**EXERCISE SET:**
1. Condense the paragraph beginning "Section 77. An insurer is entitled" from the insurance premium excerpt into a bulleted list that keeps its main facts.
2. Using the insurance premium excerpt, answer these:
(a) What is the maximum credit extension to a duly licensed intermediary, counted from what date?
(b) Which law amended the Insurance Act?
(c) Which kinds of policy fall under the grace period exception?

**SELECTED EXCERPT:**
● ● ● ● ● ● ●

Section 77. An insurer is entitled to payment of the premium as soon as the thing insured is exposed to the peril insured against. Notwithstanding any agreement to the contrary, no policy or contract of insurance issued by an insurance company i s valid and binding unless and until the premium thereof has been paid, except in the case of a life or an industrial life policy whenever the grace period provision applies, or whenever under the broker and agency agreements with duly licensed intermediaries, a ninety (90)-day credit extension is given. No credit extension to a duly licensed intermediary should exceed ninety (90) days from date of issuance of the policy. (Emphasis and underscoring supplied)

Ever since the Insurance Act was amended by R.A. 3540, most of Our case law has focused on the necessity of paying the premium to make the policy valid and binding. Not much has been said on the primordial provision, as expressed in Section 72 of the Insurance Act, that "[a]n insurer is entitled to payment of the premium as soon as the thing insured is exposed to the peril insured against." Jurisprudence does not readily indicate when the insurer is entitled to payment of the premium in relation to the exceptions to Section 77. Thus, as discussed in the antecedents, the patties have wildly differing appreciations of case law. However, We can resolve the instant petition by making some logical and necessary inferences.

● ● ● ● ● ● ●

**RECORD EXCERPTS:**

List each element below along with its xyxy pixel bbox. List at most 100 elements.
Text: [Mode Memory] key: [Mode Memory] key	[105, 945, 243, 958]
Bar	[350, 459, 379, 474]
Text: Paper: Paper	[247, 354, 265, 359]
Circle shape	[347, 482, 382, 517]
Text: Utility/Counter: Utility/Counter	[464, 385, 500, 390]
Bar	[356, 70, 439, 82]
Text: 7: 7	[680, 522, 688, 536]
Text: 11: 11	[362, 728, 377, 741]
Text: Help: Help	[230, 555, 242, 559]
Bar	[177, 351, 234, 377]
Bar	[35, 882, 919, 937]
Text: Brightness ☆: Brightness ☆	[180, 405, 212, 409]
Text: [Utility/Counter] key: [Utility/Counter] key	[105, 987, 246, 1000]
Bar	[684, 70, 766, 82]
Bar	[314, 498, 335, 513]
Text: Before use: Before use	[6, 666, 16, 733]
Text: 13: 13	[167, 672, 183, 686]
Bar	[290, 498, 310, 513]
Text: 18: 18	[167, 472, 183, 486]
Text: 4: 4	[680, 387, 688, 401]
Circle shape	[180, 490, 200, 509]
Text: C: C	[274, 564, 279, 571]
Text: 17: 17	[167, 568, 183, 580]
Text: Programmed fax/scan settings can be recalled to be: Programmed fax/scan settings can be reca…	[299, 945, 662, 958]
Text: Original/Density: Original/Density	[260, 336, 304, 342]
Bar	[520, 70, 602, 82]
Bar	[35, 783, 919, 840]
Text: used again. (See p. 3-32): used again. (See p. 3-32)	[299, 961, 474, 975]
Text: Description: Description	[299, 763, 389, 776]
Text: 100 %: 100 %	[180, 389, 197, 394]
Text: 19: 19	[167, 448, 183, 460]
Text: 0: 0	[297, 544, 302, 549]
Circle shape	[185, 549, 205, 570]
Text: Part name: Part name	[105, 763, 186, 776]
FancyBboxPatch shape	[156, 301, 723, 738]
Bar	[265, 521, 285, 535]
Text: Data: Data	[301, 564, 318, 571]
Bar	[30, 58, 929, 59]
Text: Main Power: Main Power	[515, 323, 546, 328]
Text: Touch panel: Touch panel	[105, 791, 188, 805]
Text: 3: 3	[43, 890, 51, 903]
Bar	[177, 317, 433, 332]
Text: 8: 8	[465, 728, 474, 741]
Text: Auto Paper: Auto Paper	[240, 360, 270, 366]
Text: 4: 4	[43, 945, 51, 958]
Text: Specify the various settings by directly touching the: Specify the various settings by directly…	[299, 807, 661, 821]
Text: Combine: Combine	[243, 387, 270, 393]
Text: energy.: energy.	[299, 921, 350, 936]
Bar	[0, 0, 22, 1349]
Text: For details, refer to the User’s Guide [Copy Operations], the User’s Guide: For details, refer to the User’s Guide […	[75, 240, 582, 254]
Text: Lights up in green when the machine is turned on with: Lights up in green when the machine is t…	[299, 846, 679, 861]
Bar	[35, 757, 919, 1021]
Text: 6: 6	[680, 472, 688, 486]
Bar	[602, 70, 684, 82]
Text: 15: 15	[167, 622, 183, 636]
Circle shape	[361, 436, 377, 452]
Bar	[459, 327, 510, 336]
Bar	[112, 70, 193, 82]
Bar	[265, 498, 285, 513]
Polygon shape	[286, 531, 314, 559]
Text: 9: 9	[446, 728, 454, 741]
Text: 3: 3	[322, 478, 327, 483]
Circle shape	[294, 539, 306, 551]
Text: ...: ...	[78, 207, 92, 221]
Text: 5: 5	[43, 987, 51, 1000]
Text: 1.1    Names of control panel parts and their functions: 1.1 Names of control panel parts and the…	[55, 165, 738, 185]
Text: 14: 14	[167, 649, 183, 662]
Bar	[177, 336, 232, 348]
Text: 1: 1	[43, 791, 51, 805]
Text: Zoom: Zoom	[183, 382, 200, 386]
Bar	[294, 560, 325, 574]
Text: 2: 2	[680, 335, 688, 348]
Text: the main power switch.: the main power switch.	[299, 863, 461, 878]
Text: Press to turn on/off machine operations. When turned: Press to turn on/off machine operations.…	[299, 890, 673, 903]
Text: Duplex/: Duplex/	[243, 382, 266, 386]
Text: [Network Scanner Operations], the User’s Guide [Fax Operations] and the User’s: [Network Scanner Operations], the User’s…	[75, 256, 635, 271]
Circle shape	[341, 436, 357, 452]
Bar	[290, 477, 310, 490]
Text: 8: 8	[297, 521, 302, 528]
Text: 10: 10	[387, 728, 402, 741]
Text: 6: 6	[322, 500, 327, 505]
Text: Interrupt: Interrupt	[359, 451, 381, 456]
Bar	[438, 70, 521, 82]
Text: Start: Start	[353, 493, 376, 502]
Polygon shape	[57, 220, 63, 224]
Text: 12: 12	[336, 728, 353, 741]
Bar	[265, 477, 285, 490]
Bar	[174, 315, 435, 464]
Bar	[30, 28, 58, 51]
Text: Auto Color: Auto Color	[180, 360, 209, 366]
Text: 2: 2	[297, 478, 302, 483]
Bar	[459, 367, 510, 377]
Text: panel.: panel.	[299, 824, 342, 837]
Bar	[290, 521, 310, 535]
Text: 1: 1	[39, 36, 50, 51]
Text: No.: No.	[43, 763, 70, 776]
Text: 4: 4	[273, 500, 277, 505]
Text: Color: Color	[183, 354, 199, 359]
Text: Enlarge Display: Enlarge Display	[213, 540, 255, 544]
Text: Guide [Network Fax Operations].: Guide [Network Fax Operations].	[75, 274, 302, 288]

● ● ● ● ● ● ●

**TASK RESULTS:**
1.
- An insurer is entitled to the premium as soon as the thing insured is exposed to the peril insured against.
- Notwithstanding any contrary agreement, a policy or contract of insurance issued by an insurance company is not valid and binding until its premium has been paid.
- Exceptions:
  - a life or industrial life policy when the grace period provision applies
  - cases where broker and agency agreements with duly licensed intermediaries give a 90-day credit extension
- A credit extension to a duly licensed intermediary should not exceed 90 days from the date the policy is issued.

2.
(a) Ninety (90) days from the date of issuance of the policy.
(b) R.A. 3540.
(c) A life or an industrial life policy.